| Work to be completed |
From the material that follows, please give the number of lines containing the string "text", and that number alone.

| Data records |
|---|

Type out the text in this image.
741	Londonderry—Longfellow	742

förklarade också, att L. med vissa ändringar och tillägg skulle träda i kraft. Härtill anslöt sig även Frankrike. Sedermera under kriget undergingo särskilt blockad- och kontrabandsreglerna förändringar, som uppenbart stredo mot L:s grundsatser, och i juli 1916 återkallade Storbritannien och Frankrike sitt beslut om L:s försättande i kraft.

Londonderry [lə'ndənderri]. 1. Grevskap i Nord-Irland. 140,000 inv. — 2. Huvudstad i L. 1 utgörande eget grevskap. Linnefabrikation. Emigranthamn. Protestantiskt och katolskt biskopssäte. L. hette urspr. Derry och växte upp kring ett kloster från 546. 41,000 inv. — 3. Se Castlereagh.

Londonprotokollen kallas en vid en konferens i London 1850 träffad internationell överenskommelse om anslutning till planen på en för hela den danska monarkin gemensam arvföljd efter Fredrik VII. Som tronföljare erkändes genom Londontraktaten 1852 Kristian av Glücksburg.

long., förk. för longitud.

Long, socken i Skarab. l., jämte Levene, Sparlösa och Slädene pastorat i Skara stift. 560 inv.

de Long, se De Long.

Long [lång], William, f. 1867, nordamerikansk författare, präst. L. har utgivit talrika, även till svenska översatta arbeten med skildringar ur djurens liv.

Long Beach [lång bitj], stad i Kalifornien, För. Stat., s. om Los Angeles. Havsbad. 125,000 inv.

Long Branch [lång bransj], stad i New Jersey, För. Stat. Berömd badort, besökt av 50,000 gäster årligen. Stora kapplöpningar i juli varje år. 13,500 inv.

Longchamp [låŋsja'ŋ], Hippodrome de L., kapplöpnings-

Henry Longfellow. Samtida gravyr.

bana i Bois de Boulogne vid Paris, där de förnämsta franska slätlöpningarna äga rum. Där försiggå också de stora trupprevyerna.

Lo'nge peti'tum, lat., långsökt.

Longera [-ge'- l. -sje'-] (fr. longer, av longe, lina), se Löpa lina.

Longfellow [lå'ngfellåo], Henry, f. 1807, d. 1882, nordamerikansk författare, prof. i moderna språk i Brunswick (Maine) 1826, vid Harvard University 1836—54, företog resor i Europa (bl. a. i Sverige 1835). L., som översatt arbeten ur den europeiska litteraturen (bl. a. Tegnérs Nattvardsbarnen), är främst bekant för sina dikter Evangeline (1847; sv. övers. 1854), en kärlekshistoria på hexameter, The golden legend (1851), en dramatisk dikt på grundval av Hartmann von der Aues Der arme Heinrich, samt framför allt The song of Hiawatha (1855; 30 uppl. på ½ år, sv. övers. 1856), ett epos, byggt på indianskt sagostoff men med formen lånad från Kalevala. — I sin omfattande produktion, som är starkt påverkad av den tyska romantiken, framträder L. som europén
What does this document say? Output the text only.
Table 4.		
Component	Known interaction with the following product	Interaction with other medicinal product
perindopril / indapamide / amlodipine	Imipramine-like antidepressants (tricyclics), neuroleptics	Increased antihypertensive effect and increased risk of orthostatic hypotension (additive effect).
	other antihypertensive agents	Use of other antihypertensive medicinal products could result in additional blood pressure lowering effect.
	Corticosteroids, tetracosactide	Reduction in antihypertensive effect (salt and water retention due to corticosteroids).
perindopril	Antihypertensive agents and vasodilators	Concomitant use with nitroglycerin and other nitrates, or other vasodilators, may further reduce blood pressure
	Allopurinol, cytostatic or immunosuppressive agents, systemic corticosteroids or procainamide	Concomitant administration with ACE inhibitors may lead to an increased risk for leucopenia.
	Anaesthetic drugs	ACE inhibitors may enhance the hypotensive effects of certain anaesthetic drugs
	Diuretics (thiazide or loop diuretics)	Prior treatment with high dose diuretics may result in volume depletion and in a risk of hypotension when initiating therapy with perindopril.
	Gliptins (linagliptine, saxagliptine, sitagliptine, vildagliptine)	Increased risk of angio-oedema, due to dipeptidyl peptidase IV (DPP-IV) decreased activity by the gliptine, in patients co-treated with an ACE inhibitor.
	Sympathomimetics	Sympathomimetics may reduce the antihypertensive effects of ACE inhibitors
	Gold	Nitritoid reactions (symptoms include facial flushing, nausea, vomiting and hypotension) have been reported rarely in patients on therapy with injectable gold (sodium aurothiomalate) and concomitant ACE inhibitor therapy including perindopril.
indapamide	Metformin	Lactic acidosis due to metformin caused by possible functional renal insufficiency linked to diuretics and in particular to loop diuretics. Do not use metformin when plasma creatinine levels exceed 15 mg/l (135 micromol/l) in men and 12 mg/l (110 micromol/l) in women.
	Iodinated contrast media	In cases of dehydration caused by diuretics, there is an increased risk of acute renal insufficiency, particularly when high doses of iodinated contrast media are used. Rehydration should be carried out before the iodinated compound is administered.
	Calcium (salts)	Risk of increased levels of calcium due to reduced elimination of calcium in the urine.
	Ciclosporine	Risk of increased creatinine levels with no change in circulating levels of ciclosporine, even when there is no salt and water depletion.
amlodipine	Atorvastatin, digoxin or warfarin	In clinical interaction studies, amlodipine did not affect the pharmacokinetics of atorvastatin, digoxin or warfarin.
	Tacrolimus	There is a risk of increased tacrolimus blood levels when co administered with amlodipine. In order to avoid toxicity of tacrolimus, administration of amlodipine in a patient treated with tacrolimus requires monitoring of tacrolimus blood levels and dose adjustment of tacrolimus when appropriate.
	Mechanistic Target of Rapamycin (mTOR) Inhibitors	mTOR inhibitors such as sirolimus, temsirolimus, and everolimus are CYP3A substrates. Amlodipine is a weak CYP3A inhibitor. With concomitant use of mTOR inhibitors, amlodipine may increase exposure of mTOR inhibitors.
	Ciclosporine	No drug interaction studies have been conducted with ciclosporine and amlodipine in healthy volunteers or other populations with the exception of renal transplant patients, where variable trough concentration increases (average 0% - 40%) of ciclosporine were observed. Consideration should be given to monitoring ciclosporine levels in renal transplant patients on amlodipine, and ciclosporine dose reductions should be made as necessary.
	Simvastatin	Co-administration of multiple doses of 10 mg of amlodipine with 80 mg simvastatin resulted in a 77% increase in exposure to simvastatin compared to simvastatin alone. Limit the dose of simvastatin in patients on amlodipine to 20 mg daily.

|---|

| Result of the task |
2